● **PROVIDED MATERIAL**
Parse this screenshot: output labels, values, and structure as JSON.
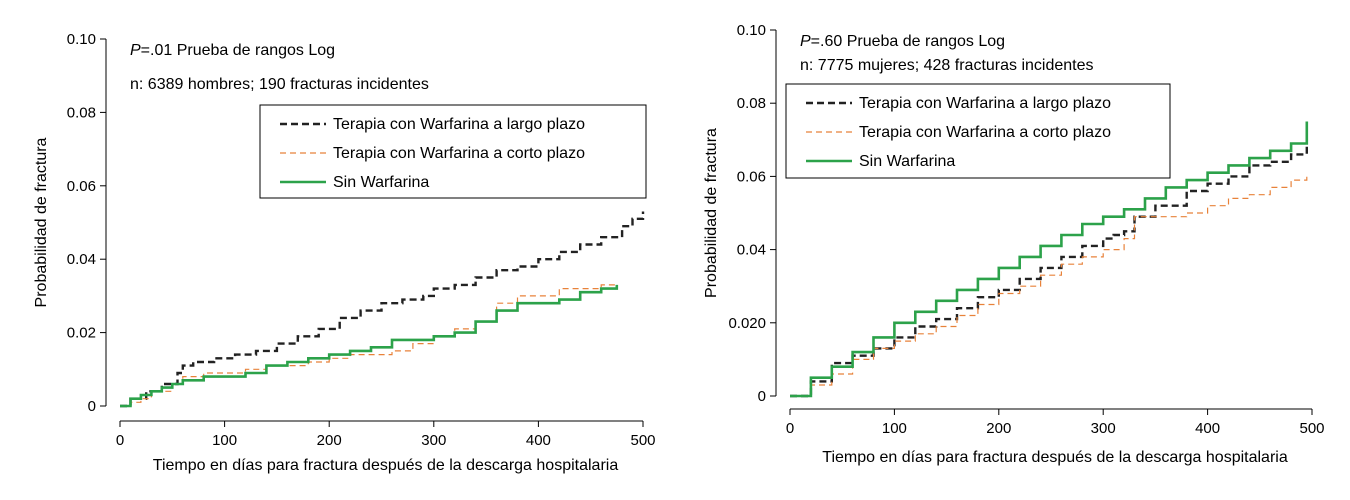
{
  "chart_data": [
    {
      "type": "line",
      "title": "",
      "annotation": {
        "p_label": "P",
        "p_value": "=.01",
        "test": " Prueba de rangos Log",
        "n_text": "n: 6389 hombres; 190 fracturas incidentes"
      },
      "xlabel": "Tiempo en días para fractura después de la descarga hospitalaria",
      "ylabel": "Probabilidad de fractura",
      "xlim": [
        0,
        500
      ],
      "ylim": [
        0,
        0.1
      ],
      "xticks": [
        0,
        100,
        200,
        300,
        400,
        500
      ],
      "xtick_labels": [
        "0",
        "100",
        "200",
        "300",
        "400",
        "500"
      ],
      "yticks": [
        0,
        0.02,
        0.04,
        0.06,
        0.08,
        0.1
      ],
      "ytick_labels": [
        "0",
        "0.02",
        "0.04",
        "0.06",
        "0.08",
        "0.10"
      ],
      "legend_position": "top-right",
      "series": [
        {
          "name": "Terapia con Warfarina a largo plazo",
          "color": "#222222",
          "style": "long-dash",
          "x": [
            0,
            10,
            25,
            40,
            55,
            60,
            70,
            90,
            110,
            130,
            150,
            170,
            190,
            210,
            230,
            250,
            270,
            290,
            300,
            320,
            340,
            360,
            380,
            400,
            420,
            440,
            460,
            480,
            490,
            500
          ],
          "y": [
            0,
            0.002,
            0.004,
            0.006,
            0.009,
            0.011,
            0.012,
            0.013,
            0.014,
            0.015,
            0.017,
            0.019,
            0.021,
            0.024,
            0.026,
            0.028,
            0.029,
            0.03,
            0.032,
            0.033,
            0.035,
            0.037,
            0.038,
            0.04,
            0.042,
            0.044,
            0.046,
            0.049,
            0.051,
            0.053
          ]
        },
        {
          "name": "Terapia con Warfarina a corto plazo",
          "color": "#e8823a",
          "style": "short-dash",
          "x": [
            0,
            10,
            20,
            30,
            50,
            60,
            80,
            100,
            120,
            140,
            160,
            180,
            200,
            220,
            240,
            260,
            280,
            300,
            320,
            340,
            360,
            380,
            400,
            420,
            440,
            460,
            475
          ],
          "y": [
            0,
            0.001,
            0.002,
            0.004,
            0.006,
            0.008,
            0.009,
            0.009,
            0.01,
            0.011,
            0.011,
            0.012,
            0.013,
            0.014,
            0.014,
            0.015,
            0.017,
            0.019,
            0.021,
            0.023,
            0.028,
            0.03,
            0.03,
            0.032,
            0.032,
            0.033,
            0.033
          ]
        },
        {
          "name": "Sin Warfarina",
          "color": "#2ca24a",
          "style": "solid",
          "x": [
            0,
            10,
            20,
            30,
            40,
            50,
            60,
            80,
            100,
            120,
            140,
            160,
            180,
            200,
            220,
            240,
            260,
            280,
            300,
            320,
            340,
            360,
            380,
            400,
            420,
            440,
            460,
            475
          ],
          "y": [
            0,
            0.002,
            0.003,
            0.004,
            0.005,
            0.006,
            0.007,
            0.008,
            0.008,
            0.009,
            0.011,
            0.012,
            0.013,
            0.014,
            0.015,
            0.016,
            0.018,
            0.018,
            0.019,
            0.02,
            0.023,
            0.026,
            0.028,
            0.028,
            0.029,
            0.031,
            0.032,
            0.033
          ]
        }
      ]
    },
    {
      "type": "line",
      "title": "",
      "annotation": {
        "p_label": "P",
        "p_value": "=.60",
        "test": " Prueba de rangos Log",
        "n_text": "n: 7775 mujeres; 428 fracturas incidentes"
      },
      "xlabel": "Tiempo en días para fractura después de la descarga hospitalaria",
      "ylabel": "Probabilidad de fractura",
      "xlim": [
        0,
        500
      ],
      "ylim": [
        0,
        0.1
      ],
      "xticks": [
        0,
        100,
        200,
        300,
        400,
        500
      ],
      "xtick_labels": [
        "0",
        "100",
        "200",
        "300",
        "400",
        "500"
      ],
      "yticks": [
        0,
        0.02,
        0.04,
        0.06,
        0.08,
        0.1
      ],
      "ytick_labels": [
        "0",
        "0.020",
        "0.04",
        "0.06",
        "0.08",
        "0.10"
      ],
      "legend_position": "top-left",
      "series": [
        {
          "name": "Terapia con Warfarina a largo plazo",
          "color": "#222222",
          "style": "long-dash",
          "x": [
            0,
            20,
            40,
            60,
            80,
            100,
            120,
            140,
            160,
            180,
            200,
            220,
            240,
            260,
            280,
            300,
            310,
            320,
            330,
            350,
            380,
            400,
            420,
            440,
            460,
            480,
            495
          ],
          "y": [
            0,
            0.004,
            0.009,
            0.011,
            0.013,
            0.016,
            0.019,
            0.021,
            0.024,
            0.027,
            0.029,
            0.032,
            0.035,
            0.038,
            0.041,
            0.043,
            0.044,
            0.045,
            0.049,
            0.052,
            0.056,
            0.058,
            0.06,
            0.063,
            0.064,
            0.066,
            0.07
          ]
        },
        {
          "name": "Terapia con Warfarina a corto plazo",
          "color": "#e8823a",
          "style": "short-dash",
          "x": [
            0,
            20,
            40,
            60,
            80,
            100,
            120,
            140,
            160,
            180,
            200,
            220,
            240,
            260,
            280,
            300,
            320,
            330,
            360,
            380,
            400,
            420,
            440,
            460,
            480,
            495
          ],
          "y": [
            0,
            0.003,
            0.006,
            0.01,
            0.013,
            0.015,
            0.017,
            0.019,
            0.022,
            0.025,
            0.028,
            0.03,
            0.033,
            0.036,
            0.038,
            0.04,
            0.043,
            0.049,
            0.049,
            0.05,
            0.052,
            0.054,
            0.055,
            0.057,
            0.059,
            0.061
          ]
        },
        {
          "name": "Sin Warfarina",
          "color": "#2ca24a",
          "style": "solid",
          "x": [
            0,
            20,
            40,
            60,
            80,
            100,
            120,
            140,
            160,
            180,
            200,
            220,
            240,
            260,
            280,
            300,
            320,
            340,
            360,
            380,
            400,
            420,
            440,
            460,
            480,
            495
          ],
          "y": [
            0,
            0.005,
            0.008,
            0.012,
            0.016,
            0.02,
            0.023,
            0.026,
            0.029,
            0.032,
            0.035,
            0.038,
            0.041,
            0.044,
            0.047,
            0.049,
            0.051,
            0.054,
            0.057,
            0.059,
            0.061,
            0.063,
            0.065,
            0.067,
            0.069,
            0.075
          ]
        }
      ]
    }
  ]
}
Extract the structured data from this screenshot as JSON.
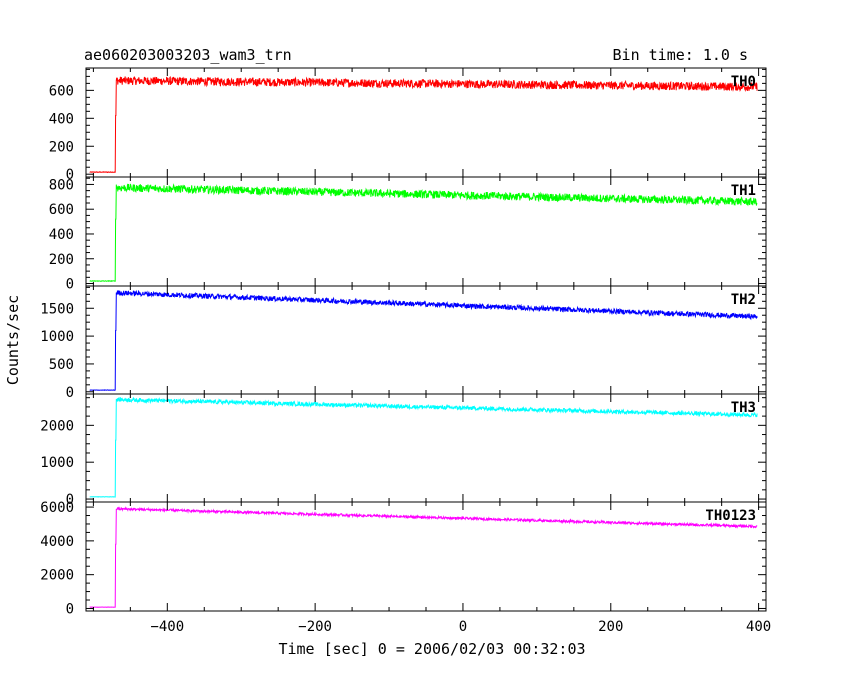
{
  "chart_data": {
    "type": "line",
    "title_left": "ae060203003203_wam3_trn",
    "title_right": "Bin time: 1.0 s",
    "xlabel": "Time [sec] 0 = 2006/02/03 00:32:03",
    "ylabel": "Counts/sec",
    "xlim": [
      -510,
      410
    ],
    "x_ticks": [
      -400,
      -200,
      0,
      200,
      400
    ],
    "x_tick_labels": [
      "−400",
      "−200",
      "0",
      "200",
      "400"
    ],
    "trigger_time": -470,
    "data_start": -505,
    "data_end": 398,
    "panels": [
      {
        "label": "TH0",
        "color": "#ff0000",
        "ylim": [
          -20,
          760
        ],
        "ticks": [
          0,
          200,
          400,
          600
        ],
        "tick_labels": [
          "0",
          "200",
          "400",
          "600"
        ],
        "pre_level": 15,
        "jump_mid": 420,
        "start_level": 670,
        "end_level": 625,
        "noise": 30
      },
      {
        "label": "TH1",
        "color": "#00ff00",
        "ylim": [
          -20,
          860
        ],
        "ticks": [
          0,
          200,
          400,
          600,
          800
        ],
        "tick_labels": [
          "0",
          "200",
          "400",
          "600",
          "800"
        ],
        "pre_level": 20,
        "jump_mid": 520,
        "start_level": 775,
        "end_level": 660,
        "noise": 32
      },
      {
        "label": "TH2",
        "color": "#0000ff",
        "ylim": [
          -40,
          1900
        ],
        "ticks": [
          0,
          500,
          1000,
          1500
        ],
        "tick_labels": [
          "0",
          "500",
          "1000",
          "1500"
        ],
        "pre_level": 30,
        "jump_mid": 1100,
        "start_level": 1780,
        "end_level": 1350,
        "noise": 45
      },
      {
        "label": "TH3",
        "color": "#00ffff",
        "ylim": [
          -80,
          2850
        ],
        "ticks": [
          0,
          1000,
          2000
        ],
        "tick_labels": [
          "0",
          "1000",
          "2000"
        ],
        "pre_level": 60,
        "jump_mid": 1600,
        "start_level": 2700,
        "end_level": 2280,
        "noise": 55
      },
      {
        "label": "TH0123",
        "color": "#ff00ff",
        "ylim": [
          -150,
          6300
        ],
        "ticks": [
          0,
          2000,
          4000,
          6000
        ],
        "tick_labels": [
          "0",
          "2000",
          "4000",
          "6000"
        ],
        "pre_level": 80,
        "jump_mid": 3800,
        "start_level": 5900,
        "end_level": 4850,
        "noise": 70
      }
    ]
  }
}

● **GIVEN REQUEST**
Check each line of the records for the string "JSON" and state how many lines contain it. Give only the number.

● **EXERCISE RESULT**
2